# Text shown start
Grand Duke Michael's Tournament

Tournament information
- Location: Cannes, France
- Established: 1907
- Course(s): Cannes Golf Club
- Month played: February
- Final year: 1907

Final champion
- Arnaud Massy

= Grand Duke Michael's Tournament =

Grand Duke Michael's Tournament was a professional invitational golf tournament played at Cannes Golf Club in Cannes, France, and promoted by the Grand Duke Michael Mikhailovich of Russia. The event was held just once, on 26 February 1907. The tournament was contested by 12 invited players. The main event was a stroke-play contest over 36 holes, won by Arnaud Massy, a stroke ahead of Ted Ray.

==History==
In October 1906 it was announced that Grand Duke Michael was organising a professional tournament at Cannes. By January 1907 the arrangements were complete and a field of 10 was announced with the meeting to take place from 25 to 27 February.

Eventually 12 players were invited to play in the event. These were: James Braid, Bernard Callaway, Christopher Callaway, Sandy Herd, Rowland Jones, Arnaud Massy, Ted Ray, Ben Sayers, J.H. Taylor, Harry Vardon, Tom Vardon and Jack White. The field thus contained all the leading players, including all recent winners and runners-up in the Open Championship. Massy, the only Frenchman, had performed well in recent Opens and had won the inaugural French Open in 1906. The Callaway brothers, late additions to the field, were less well known and were professionals in Switzerland, Bernard at Maloja and Christopher at St Moritz.

The main event was played on 26 February and was a 36-stroke play tournament. J.H. Taylor led after the first round with a 72 with Arnaud Massy and Ted Ray on 75. Massy had taken 6 at the last to spoil a good round. In the afternoon Taylor reached the turn in 37 and was then two ahead of Ray and four ahead of Massy. Taylor, however, had a poor last 9, taking 43 and Massy, coming home in 36, beat Ray by a stroke. Rowland Jones had the best afternoon round, scoring 72. The first prize was £50 given by The Cannes club together with £12 and a golf club given by the town of Cannes. Second prize amounted to £33 with £15 for third.

The following day, 27 February, there was a four-ball competition. This was won by Rowland Jones and Arnaud Massy who scored 137, including a first round of 66. Ben Sayers and Tom Vardon were second, 4 strokes behind. There was a prize of £15 for the winners, with £10 for second place and £5 for third.
# Text shown end
Problem A: Transcribe the stretch of the golf tournament article from "Tournament information" through "of Ted Ray.".
# Data in this exercise start
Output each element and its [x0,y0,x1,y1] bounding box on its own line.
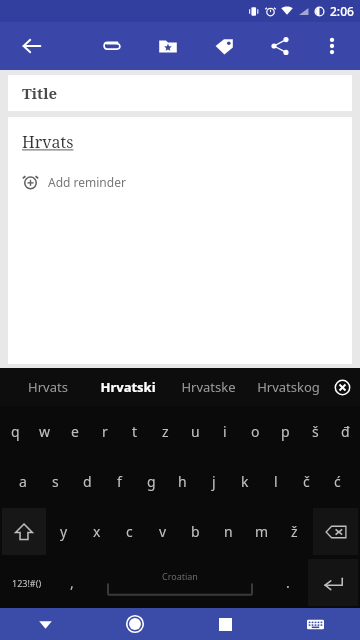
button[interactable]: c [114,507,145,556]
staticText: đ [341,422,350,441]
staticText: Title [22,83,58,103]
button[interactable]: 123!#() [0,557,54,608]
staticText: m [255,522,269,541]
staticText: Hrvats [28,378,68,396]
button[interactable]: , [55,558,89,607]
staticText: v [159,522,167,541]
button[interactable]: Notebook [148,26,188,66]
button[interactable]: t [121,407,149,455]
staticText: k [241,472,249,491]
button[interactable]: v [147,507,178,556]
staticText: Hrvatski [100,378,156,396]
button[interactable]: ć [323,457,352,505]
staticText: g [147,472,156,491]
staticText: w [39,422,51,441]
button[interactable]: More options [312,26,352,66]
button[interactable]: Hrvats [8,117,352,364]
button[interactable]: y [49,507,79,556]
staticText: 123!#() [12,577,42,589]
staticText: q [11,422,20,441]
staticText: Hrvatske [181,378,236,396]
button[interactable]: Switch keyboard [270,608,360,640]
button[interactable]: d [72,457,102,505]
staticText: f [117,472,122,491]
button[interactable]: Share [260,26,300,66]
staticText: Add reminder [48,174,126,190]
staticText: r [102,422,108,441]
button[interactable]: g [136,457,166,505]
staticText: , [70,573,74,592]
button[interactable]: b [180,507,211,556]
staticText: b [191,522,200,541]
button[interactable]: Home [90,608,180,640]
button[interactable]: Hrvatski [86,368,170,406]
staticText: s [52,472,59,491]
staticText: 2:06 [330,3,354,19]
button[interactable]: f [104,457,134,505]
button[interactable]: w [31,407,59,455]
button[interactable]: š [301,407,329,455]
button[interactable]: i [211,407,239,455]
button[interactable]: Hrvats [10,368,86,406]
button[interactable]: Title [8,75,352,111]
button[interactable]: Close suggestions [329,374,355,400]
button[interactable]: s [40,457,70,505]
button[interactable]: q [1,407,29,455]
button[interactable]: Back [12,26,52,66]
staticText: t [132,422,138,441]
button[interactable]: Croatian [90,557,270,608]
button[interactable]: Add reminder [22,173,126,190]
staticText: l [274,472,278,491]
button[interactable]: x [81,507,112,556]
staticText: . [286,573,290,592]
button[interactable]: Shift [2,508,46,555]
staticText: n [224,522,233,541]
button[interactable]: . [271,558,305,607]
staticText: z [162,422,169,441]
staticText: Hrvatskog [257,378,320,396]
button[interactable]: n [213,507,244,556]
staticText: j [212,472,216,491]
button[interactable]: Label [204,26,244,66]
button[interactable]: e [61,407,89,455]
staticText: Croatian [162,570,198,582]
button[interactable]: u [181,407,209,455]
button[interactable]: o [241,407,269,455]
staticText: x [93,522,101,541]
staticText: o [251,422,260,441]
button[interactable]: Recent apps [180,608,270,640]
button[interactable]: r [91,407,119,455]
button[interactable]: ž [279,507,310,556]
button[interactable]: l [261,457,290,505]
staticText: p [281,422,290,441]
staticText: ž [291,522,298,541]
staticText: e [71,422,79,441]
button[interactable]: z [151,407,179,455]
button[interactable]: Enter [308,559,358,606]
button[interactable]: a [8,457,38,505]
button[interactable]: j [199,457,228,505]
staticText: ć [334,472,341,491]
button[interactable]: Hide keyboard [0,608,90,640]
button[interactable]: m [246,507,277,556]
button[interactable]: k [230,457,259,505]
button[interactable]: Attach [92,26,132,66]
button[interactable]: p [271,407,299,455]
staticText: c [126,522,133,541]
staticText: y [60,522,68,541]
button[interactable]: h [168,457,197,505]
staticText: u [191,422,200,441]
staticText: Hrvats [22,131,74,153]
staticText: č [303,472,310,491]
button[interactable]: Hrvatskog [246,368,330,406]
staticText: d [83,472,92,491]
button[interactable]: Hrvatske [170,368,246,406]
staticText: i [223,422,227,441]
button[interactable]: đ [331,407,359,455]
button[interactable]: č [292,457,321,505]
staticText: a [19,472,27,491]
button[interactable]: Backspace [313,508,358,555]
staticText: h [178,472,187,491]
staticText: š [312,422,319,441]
# Data in this exercise end
Problem B: Reproduce verbatim the stretch of the records from the line containing "button[interactable]: c [114,507,145,556]" through the line containing "staticText: v [159,522,167,541]".

Full solution A:
Tournament information
- Location: Cannes, France
- Established: 1907
- Course(s): Cannes Golf Club
- Month played: February
- Final year: 1907

Final champion
- Arnaud Massy

= Grand Duke Michael's Tournament =

Grand Duke Michael's Tournament was a professional invitational golf tournament played at Cannes Golf Club in Cannes, France, and promoted by the Grand Duke Michael Mikhailovich of Russia. The event was held just once, on 26 February 1907. The tournament was contested by 12 invited players. The main event was a stroke-play contest over 36 holes, won by Arnaud Massy, a stroke ahead of Ted Ray.

Full solution B:
button[interactable]: c [114,507,145,556]
staticText: đ [341,422,350,441]
staticText: Title [22,83,58,103]
button[interactable]: 123!#() [0,557,54,608]
staticText: m [255,522,269,541]
staticText: Hrvats [28,378,68,396]
button[interactable]: , [55,558,89,607]
staticText: v [159,522,167,541]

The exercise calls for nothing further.